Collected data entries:
::::::::::
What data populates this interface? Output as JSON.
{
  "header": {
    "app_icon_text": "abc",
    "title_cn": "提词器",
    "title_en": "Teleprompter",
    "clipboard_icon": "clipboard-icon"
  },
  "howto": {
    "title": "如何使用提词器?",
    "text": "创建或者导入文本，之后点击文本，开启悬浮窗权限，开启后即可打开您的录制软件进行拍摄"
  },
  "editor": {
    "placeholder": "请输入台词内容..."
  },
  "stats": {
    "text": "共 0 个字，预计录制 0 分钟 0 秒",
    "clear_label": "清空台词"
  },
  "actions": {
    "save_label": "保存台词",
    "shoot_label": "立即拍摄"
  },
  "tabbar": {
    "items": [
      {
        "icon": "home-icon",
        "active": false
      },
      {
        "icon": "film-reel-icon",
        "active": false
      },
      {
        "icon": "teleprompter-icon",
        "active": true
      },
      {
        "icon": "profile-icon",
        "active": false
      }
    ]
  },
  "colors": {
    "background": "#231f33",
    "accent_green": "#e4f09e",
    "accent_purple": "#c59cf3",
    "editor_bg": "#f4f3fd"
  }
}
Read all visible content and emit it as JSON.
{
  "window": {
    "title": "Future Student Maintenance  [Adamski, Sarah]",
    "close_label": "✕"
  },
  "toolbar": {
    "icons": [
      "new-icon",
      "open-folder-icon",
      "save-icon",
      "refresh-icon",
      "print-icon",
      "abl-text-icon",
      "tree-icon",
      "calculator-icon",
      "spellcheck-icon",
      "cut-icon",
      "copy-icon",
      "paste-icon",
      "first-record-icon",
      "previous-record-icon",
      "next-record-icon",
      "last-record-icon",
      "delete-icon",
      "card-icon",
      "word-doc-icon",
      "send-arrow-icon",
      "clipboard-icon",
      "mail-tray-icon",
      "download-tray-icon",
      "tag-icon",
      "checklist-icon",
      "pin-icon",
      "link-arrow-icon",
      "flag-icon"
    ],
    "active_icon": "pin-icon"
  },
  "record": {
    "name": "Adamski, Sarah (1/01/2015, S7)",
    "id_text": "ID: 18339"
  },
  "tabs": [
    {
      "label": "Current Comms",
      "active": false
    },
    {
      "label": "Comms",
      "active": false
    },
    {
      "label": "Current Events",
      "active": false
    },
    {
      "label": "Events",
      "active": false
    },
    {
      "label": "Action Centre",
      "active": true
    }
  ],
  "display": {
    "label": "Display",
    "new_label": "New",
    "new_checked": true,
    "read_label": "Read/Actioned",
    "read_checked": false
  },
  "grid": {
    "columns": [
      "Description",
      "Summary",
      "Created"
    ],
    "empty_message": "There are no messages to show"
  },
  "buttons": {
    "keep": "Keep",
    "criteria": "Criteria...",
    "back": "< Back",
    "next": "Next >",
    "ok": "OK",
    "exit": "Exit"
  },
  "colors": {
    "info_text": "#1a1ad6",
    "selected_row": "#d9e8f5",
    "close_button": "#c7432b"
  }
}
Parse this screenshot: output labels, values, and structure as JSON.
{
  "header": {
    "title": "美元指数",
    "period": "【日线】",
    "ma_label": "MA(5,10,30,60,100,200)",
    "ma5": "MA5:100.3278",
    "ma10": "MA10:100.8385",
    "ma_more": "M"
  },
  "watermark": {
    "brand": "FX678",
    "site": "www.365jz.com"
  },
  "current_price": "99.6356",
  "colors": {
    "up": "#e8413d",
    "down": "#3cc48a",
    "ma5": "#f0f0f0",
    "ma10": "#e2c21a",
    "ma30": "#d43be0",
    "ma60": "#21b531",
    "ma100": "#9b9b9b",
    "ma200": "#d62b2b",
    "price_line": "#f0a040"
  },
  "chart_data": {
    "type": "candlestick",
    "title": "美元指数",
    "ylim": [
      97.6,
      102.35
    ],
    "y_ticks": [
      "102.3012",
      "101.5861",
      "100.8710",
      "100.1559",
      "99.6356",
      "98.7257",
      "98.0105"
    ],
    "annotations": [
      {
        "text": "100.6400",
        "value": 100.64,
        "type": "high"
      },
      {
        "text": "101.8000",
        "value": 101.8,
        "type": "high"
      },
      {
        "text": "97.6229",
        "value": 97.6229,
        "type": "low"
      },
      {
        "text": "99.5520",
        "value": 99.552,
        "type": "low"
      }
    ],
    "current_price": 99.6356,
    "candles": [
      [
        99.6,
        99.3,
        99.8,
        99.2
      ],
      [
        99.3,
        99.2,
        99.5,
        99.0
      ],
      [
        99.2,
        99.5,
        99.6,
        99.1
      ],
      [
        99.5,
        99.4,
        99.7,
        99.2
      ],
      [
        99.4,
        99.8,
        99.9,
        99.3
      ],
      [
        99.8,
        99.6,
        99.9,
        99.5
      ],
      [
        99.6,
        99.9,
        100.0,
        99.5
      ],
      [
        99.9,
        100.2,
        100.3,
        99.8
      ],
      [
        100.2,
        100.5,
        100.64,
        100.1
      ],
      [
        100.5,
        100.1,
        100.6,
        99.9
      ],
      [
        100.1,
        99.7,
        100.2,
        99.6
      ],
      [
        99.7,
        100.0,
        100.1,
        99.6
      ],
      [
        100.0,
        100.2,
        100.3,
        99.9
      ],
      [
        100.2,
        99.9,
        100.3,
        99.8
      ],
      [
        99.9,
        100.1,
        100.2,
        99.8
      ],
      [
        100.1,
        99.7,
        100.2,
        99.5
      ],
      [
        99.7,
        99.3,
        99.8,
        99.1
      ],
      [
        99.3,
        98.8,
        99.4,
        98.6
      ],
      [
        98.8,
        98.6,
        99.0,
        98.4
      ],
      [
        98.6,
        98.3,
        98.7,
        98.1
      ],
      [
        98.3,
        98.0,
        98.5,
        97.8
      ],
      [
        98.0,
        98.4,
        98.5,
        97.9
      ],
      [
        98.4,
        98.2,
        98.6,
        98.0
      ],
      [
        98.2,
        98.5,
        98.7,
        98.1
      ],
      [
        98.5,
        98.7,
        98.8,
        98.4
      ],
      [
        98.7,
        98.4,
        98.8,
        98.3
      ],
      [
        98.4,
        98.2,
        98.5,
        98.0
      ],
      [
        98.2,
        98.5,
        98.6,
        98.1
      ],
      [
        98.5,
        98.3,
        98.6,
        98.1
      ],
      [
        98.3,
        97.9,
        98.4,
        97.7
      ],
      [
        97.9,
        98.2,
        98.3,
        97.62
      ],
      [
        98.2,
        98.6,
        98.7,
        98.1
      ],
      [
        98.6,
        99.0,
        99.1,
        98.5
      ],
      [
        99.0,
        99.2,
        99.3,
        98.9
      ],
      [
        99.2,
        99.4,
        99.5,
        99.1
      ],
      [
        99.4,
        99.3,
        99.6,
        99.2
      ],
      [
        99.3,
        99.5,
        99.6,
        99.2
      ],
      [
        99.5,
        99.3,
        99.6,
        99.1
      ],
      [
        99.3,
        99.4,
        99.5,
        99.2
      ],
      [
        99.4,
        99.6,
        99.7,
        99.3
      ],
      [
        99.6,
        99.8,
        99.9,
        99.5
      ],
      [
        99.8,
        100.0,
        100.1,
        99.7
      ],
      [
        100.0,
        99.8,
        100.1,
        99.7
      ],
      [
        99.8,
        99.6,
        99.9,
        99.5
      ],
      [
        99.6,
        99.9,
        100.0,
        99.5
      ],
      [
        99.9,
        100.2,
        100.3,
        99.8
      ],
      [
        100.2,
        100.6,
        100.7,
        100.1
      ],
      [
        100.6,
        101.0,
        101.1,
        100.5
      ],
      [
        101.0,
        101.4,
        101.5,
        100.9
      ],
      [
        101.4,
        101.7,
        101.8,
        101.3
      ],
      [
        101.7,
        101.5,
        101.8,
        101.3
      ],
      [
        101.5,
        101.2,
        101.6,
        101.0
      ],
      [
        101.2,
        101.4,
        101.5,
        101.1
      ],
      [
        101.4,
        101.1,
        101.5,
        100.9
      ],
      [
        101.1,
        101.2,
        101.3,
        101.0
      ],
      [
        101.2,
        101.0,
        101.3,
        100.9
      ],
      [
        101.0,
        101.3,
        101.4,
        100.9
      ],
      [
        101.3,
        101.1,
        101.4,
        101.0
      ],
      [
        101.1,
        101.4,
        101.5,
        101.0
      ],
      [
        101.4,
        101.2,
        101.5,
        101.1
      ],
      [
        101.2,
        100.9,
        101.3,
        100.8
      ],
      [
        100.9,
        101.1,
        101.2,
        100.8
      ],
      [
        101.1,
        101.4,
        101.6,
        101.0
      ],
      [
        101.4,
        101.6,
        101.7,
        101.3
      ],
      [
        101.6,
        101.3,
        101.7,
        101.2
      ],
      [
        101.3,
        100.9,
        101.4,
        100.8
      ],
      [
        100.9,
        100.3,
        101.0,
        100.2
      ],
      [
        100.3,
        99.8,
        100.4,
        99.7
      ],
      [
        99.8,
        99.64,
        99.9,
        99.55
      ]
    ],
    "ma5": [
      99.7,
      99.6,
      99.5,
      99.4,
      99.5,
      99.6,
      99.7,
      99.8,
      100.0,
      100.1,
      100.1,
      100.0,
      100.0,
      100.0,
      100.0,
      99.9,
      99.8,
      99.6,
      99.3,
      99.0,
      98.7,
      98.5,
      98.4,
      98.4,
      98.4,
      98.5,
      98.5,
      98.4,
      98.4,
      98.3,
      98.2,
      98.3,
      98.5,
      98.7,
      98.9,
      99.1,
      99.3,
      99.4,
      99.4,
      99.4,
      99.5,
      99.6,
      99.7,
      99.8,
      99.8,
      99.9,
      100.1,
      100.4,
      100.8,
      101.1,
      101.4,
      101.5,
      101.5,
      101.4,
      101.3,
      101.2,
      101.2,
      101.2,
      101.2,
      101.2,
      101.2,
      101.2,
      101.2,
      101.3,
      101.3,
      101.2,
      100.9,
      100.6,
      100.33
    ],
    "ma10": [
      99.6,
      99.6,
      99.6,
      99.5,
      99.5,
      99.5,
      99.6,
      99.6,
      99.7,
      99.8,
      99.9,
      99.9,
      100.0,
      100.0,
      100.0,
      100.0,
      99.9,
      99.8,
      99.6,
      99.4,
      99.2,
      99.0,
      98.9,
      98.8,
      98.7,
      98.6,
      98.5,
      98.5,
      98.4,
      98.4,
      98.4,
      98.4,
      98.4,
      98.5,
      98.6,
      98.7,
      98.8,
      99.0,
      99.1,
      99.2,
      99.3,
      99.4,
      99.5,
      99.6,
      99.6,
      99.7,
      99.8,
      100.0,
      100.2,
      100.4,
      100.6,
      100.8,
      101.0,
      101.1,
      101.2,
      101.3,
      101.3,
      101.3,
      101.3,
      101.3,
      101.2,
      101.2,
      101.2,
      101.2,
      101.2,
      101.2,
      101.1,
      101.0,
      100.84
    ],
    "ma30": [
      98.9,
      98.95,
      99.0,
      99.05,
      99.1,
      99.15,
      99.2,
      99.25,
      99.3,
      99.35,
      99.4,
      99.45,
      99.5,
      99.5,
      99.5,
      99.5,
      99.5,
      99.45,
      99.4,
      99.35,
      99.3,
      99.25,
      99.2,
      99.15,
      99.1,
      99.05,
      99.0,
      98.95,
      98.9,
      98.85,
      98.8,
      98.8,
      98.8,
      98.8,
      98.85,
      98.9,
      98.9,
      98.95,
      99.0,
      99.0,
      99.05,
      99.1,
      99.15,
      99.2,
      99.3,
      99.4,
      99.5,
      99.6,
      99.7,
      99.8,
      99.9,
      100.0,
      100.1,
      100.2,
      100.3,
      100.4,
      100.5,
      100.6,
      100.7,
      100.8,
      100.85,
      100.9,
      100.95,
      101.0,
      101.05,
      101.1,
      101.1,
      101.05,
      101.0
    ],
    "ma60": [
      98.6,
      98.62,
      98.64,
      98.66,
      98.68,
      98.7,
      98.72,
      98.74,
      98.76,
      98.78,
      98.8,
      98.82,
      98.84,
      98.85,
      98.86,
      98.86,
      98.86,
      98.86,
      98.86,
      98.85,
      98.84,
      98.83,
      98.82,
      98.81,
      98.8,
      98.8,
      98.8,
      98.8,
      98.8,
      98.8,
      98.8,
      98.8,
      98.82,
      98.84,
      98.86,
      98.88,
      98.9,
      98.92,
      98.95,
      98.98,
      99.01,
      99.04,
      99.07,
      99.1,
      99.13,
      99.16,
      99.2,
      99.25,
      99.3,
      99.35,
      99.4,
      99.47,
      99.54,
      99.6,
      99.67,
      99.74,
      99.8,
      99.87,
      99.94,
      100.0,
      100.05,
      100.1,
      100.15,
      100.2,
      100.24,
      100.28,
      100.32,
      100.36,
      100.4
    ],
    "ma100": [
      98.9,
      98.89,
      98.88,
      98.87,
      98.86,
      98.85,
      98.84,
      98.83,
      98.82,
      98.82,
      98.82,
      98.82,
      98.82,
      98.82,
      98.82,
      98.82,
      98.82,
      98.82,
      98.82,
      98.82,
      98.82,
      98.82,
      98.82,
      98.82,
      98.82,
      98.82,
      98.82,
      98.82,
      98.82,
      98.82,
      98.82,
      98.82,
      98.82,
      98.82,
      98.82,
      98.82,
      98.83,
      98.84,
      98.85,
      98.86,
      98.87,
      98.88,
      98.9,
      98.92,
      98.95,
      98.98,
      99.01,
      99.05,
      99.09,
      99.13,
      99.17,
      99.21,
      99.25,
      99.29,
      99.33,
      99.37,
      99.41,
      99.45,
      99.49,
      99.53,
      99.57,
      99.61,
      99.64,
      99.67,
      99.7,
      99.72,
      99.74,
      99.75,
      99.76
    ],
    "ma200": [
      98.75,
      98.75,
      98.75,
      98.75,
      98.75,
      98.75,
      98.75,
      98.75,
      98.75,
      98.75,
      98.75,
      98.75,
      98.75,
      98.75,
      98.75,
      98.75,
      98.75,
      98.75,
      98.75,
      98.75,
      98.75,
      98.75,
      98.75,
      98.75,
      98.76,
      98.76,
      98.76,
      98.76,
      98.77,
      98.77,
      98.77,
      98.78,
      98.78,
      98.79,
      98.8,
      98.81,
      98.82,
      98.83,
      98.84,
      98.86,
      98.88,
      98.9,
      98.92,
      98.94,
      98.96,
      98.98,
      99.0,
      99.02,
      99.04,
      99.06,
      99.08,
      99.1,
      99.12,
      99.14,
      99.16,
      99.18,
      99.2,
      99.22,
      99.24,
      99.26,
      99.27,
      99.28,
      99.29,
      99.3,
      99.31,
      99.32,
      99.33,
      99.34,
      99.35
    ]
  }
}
::::::::::
### [Problem requirements]
In the records above, find the lines containing "Adamski" and copy them.

### [Result of this task]
    "title": "Future Student Maintenance  [Adamski, Sarah]",
    "name": "Adamski, Sarah (1/01/2015, S7)",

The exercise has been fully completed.